▶ **Given task**
Using the material that follows, identify and copy each line with the string "lost".

▶ **Material provided**
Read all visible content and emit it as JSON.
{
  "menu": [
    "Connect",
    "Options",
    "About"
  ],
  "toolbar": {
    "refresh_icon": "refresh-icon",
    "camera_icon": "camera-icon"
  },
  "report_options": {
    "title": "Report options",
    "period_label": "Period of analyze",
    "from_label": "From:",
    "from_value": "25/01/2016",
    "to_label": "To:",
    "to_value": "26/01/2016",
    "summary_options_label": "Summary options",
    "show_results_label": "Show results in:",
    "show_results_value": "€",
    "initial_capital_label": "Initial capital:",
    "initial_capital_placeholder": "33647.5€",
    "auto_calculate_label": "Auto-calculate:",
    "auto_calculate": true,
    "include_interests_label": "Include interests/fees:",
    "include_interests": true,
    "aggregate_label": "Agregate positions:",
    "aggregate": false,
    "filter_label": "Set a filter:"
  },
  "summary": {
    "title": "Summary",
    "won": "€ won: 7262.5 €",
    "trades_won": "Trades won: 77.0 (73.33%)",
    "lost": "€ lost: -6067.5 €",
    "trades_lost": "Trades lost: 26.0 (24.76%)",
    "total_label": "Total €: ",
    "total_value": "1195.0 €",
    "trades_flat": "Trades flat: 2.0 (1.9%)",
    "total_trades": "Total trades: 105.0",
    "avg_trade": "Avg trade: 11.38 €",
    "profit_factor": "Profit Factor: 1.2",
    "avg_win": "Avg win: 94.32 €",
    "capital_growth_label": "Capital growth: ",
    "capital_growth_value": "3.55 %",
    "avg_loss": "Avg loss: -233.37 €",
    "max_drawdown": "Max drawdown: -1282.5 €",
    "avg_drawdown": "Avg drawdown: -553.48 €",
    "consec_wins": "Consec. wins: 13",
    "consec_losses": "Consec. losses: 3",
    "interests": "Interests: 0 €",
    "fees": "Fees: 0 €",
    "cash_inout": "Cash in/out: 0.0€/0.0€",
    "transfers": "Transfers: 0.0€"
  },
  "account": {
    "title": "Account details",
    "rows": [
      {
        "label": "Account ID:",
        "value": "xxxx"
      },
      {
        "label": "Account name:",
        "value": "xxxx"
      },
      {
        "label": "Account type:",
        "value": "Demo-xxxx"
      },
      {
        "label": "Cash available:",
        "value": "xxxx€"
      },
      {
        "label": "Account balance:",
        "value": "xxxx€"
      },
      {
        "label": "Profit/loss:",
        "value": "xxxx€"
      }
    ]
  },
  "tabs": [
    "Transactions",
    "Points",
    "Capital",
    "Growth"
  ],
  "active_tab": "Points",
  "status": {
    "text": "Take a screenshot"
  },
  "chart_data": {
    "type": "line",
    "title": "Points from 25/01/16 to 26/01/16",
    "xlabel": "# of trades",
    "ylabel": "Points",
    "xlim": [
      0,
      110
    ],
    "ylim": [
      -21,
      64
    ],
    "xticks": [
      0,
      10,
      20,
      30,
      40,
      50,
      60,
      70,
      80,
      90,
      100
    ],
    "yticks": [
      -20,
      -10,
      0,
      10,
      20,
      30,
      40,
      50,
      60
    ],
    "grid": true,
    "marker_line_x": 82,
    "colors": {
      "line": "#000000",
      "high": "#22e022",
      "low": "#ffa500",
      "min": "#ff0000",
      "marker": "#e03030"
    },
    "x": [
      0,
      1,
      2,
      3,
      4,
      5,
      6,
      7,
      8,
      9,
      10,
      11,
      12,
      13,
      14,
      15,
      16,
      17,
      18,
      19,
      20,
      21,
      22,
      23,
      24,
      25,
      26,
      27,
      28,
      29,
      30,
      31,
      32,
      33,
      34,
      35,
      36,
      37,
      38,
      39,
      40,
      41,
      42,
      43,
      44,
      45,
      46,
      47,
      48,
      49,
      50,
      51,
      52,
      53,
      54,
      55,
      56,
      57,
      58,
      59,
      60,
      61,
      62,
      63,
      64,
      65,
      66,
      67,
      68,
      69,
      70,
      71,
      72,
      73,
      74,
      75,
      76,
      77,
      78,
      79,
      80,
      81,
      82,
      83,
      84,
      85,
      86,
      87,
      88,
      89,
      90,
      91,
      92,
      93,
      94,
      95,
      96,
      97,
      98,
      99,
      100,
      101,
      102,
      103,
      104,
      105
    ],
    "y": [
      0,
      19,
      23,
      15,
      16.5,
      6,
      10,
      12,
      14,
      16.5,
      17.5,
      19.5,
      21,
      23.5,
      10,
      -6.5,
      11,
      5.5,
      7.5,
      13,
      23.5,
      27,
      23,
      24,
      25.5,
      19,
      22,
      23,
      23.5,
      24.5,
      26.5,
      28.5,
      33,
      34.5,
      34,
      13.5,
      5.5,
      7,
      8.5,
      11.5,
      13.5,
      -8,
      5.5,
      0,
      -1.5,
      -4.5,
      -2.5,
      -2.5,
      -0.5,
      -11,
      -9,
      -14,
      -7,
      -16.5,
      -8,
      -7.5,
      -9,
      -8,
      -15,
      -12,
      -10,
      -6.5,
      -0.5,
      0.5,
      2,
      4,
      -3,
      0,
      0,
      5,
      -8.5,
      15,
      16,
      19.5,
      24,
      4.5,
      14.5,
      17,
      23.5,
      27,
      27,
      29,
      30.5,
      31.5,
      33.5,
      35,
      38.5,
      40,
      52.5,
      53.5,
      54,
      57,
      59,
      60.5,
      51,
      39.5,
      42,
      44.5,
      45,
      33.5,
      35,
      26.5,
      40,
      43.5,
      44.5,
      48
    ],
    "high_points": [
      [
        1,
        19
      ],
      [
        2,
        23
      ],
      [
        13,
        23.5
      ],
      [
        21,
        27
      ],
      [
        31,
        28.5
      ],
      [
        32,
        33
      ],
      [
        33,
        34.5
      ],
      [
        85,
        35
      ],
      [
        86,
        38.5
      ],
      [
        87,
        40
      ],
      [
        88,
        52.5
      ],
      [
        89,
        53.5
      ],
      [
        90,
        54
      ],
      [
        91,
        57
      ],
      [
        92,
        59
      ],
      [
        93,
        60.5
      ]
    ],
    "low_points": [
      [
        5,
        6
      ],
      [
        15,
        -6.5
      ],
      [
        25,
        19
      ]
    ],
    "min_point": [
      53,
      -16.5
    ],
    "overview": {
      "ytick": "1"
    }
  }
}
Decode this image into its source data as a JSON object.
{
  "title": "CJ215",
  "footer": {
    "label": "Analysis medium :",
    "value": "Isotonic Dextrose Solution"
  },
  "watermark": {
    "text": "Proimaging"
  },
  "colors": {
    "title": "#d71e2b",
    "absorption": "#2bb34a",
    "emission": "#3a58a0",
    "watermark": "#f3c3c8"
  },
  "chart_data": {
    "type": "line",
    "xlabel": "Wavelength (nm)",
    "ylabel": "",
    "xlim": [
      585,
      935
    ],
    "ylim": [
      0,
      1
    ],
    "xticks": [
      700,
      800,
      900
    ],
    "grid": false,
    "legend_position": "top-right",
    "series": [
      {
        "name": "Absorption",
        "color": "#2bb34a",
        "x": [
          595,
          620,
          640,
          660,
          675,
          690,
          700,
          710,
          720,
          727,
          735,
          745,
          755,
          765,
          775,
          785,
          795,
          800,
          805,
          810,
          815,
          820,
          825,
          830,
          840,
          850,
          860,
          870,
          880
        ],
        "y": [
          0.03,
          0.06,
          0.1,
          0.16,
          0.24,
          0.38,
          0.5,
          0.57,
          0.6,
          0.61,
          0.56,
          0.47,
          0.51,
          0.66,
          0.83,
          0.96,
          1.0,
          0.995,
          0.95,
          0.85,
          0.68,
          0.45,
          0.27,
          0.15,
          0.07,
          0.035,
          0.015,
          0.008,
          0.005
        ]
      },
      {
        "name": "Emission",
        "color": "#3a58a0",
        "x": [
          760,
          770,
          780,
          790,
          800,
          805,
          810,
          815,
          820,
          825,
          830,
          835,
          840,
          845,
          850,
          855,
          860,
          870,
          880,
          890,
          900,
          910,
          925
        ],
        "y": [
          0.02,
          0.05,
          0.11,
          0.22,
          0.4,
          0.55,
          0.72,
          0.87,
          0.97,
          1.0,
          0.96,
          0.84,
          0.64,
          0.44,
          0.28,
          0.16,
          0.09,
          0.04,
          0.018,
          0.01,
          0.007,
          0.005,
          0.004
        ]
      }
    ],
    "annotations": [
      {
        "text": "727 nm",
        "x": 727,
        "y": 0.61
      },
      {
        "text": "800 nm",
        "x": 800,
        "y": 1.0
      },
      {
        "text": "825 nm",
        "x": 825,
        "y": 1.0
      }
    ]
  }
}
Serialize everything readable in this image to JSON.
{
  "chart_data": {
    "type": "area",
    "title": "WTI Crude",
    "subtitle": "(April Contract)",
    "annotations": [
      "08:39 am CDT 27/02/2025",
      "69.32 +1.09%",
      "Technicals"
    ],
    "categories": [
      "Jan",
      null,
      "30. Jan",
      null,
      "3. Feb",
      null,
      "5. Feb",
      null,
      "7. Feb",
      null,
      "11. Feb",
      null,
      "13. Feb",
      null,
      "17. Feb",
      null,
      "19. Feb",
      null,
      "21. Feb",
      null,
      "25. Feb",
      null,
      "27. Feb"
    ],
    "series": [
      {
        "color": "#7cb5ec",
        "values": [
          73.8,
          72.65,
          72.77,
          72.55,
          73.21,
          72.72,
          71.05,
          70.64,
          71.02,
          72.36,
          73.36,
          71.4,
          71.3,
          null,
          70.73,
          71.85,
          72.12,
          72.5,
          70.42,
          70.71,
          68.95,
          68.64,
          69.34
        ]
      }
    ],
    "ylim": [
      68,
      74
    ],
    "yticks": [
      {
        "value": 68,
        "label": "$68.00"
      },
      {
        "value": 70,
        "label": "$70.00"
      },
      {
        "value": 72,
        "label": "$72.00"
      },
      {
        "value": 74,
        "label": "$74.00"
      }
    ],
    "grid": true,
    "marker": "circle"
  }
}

▶ **Exercise answer**
    "lost": "€ lost: -6067.5 €",
    "trades_lost": "Trades lost: 26.0 (24.76%)",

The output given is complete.